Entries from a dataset

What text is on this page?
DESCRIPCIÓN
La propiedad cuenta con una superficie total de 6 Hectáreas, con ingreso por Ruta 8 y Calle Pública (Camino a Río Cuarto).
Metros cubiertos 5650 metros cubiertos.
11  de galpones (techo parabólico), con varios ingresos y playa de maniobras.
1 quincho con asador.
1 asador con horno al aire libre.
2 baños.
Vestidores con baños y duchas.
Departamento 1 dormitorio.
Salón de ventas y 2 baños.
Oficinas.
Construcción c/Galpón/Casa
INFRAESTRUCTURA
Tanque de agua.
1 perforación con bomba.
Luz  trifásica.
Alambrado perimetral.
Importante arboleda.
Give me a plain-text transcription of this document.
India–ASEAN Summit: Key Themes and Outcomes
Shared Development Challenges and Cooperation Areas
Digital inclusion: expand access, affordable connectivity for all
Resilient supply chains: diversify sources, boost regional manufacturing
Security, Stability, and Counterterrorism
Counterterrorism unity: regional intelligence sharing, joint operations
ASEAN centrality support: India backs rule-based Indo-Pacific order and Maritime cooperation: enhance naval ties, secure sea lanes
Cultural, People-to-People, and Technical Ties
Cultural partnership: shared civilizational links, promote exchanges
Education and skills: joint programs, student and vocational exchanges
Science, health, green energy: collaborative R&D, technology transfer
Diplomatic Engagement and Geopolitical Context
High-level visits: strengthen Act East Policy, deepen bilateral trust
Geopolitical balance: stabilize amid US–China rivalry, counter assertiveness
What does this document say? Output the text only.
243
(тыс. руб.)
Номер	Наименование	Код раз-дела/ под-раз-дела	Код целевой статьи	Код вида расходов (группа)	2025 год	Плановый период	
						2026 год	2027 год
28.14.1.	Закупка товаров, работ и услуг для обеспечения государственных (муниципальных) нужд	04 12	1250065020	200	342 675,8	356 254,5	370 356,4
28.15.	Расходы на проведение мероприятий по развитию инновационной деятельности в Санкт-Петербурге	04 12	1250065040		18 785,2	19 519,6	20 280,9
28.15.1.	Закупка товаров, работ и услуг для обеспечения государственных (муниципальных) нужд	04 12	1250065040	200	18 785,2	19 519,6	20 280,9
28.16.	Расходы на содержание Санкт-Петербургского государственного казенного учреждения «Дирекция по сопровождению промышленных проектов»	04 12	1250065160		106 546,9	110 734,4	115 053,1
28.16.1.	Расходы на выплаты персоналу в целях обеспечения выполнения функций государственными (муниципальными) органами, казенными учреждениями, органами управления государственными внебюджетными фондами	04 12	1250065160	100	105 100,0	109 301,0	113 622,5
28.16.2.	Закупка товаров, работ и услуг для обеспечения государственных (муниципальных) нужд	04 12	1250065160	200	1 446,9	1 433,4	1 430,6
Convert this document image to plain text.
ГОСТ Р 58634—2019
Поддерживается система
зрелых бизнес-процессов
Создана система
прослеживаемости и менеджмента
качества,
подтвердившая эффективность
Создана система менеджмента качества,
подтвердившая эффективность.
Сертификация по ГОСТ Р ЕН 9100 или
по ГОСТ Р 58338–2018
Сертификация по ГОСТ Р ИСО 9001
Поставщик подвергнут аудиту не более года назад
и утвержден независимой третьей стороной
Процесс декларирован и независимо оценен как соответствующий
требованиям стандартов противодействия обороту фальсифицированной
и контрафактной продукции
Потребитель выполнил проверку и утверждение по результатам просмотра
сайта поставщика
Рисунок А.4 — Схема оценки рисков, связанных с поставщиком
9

Exercise directions. Go through the records above and set each one down exactly, please.

Solution to this task.
What text is on this page?
DESCRIPCIÓN
La propiedad cuenta con una superficie total de 6 Hectáreas, con ingreso por Ruta 8 y Calle Pública (Camino a Río Cuarto).
Metros cubiertos 5650 metros cubiertos.
11  de galpones (techo parabólico), con varios ingresos y playa de maniobras.
1 quincho con asador.
1 asador con horno al aire libre.
2 baños.
Vestidores con baños y duchas.
Departamento 1 dormitorio.
Salón de ventas y 2 baños.
Oficinas.
Construcción c/Galpón/Casa
INFRAESTRUCTURA
Tanque de agua.
1 perforación con bomba.
Luz  trifásica.
Alambrado perimetral.
Importante arboleda.
Give me a plain-text transcription of this document.
India–ASEAN Summit: Key Themes and Outcomes
Shared Development Challenges and Cooperation Areas
Digital inclusion: expand access, affordable connectivity for all
Resilient supply chains: diversify sources, boost regional manufacturing
Security, Stability, and Counterterrorism
Counterterrorism unity: regional intelligence sharing, joint operations
ASEAN centrality support: India backs rule-based Indo-Pacific order and Maritime cooperation: enhance naval ties, secure sea lanes
Cultural, People-to-People, and Technical Ties
Cultural partnership: shared civilizational links, promote exchanges
Education and skills: joint programs, student and vocational exchanges
Science, health, green energy: collaborative R&D, technology transfer
Diplomatic Engagement and Geopolitical Context
High-level visits: strengthen Act East Policy, deepen bilateral trust
Geopolitical balance: stabilize amid US–China rivalry, counter assertiveness
What does this document say? Output the text only.
243
(тыс. руб.)
Номер	Наименование	Код раз-дела/ под-раз-дела	Код целевой статьи	Код вида расходов (группа)	2025 год	Плановый период	
						2026 год	2027 год
28.14.1.	Закупка товаров, работ и услуг для обеспечения государственных (муниципальных) нужд	04 12	1250065020	200	342 675,8	356 254,5	370 356,4
28.15.	Расходы на проведение мероприятий по развитию инновационной деятельности в Санкт-Петербурге	04 12	1250065040		18 785,2	19 519,6	20 280,9
28.15.1.	Закупка товаров, работ и услуг для обеспечения государственных (муниципальных) нужд	04 12	1250065040	200	18 785,2	19 519,6	20 280,9
28.16.	Расходы на содержание Санкт-Петербургского государственного казенного учреждения «Дирекция по сопровождению промышленных проектов»	04 12	1250065160		106 546,9	110 734,4	115 053,1
28.16.1.	Расходы на выплаты персоналу в целях обеспечения выполнения функций государственными (муниципальными) органами, казенными учреждениями, органами управления государственными внебюджетными фондами	04 12	1250065160	100	105 100,0	109 301,0	113 622,5
28.16.2.	Закупка товаров, работ и услуг для обеспечения государственных (муниципальных) нужд	04 12	1250065160	200	1 446,9	1 433,4	1 430,6
Convert this document image to plain text.
ГОСТ Р 58634—2019
Поддерживается система
зрелых бизнес-процессов
Создана система
прослеживаемости и менеджмента
качества,
подтвердившая эффективность
Создана система менеджмента качества,
подтвердившая эффективность.
Сертификация по ГОСТ Р ЕН 9100 или
по ГОСТ Р 58338–2018
Сертификация по ГОСТ Р ИСО 9001
Поставщик подвергнут аудиту не более года назад
и утвержден независимой третьей стороной
Процесс декларирован и независимо оценен как соответствующий
требованиям стандартов противодействия обороту фальсифицированной
и контрафактной продукции
Потребитель выполнил проверку и утверждение по результатам просмотра
сайта поставщика
Рисунок А.4 — Схема оценки рисков, связанных с поставщиком
9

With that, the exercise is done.